But environments can change. There could be road work on our usual offramp. That's when intellect can help. We can intellectually examine our beliefs to be sure they still apply - something I think smart, effective people do a lot of. And we can use our intellect to come up with a better guess when they don't - the first step in editing our beliefs.

But in both of these cases it was the emotions generated by our beliefs and our intellectual conclusions that were weighed in our decisions. In each case I suspect the usual, belief based route, produced a reliable emotional tag. In the first case, the intellectual shortcut tag had a higher value - it was novel, it could possibly provide a new more valuable route to Home Depot than the belief we held, and there was no cost of a slight delay.

In the second case the shortcut choice held a very high cost for being late - and finding a faster route for later use and the novelty had no emotional value to us at all under those conditions. And so, our emotions ultimately guide our decisions according to the context of the decision that we are making - wisely enlisting our intellect to improve the quality of those decisions in terms of our own survival - and depending on the context - but never allowing our intellect to dictate them.

#### THE DATA
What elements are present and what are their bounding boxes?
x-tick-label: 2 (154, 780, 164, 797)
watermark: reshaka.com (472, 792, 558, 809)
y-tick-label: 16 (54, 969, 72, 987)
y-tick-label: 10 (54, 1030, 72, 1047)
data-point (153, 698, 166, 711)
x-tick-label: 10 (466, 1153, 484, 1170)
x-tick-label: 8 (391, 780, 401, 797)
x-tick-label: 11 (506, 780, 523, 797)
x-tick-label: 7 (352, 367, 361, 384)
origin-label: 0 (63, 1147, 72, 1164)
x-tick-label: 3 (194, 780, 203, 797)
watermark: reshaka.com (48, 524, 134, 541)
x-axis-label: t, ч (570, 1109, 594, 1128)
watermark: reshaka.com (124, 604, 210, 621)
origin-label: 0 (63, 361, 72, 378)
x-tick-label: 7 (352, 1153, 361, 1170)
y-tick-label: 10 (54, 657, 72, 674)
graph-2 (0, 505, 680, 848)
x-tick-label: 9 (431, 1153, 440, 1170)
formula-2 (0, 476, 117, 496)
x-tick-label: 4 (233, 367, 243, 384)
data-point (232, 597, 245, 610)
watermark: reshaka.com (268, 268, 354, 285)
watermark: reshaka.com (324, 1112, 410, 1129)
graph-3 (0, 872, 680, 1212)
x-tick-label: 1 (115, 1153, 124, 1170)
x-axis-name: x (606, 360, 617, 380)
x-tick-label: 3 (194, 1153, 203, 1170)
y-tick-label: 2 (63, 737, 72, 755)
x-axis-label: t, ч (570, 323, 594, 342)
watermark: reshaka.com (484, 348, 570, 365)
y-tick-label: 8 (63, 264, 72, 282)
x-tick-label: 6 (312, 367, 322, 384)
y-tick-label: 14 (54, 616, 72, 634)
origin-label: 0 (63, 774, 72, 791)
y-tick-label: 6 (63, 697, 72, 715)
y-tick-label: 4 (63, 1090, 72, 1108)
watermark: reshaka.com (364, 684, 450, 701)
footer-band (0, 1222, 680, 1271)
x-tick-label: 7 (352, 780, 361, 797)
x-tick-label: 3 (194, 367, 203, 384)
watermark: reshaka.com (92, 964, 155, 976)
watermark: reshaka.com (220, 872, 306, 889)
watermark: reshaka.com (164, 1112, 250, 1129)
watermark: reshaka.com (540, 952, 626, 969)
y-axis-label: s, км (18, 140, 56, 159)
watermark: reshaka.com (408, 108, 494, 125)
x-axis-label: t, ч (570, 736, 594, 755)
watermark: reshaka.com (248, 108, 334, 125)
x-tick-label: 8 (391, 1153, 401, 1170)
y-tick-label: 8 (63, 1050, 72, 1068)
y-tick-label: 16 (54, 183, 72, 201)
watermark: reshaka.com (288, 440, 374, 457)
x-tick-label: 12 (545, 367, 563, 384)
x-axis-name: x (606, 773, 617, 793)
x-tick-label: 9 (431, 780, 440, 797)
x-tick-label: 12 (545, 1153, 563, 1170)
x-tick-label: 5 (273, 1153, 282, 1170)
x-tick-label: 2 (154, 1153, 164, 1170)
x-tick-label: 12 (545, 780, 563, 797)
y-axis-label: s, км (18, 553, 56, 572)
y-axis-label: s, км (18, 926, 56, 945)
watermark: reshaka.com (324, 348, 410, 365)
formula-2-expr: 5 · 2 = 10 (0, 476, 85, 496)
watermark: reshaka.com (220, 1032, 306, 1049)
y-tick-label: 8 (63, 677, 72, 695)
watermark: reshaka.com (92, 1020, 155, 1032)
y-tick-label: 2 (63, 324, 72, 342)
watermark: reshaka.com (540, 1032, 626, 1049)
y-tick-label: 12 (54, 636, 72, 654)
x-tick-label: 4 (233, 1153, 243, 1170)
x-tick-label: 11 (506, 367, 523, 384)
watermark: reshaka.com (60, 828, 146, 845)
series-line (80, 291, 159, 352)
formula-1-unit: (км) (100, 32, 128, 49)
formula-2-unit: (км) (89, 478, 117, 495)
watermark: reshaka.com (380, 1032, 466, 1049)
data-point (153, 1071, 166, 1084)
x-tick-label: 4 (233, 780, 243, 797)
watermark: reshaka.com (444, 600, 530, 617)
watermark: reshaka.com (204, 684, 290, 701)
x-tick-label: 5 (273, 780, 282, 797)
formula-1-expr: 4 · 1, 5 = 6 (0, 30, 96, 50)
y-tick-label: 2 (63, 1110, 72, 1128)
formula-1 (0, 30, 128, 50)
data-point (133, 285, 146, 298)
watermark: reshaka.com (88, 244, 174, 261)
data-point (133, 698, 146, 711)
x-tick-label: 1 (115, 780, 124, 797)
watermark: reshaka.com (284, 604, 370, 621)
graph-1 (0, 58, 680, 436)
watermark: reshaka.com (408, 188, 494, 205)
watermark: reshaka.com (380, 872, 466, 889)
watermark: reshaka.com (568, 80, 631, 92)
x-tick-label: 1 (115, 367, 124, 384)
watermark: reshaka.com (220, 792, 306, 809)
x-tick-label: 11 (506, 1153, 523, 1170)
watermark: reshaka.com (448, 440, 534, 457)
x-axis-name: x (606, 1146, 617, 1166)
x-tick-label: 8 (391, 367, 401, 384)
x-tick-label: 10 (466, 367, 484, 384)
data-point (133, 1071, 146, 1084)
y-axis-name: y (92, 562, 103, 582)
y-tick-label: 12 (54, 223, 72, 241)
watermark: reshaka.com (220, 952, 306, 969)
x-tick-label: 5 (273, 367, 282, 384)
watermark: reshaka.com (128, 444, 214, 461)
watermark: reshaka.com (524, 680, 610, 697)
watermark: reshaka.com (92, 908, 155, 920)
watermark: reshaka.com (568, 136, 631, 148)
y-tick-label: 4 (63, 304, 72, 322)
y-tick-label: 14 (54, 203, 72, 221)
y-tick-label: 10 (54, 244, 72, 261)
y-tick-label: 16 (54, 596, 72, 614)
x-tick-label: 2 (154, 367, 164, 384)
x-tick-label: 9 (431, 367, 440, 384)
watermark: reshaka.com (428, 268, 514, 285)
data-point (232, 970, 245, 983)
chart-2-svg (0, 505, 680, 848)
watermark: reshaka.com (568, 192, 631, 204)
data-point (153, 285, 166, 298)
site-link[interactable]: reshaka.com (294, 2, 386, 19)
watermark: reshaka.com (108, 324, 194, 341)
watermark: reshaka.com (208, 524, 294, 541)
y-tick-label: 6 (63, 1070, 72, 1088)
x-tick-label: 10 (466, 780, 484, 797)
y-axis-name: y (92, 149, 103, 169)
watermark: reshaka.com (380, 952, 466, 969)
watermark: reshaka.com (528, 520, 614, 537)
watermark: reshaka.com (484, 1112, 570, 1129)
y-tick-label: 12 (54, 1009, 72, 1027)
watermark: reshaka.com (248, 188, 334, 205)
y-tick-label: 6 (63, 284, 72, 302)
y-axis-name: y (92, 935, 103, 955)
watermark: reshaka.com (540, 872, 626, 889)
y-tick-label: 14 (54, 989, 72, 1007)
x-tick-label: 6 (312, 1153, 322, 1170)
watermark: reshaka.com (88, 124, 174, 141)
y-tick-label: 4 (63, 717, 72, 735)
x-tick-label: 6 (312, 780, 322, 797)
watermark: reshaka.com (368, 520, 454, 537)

#### EXERCISE REQUIREMENTS
1. Decide whether each statement agrees with the passage about emotions and decisions. For each, answer yes or no and quote the words from the passage that settle it.
(a) Intellect can be used to check whether our beliefs still apply.
(b) Intellect should be allowed to dictate our decisions.
(c) In the first case, taking the shortcut carried a high cost.
2. According to the passage about emotions and decisions, what is the first step in editing our beliefs?
3. Continue the passage about emotions and decisions from its last sentence.

#### RESPONSES BY ITEM NUMBER
1.
(a) Yes: "We can intellectually examine our beliefs to be sure they still apply"
(b) No: "but never allowing our intellect to dictate them."
(c) No: "there was no cost of a slight delay."

2. Using our intellect to come up with a better guess when our beliefs no longer apply.

3.
Margaret

Margaret McGhee
May 4th, 2006, 02:05 PM
In my last post I said that, We do use our intellect frequently in our lives. But when? I propose that we mostly use intellect when strong emotions are not involved in a decision. Before moving on I'd like to focus briefly on one of the more important implications of this - politics.

First, I will admit that I am generally liberal politically. This is not a partisan observation however. It's just that currently the conservatives are better at using this principle of the mind to their advantage and against liberals. There have been times when liberals used it to their advantage. If we look at the politics of academia I'd say that liberals are currently using those to their advantage against the conservatives - at least as much as Steve Pinker is correctly describing the pervasive influence of liberal ideology in academia (which I am inclined to believe at this time).

But, what this says is that if your position is not reasonable then raise the emotional stakes. When strong emotions are running through our minds we are far less likely to consult our intellect when making decison. And if we do we are far more likely to distrust our conclusions - as when delivering a ransom to Home Depot.

Today, this means that the upcoming mid-term election will be (wisely) framed by Republicans as a war against baby-killers (abortion), against those who would destroy American family values (same sex marriage), against terrorism enablers (Dems opposed to NSA wiretapping without warrants), etc.

The problem for democracy is that once the emotional stakes are raised the other side has no option but to go one better. We are soon swimming in a turbulent sea of hatred and mistrust of anyone who doesn't agree with us a hundred percent. Reason is lost - and all of us lose the benefit of the best intellectual decision-making in our interests that democracy - which spreads that decision-making over millions of minds where each person's beliefs and instincts can wisely qualify our intellectual conclusions - was supposed to provide.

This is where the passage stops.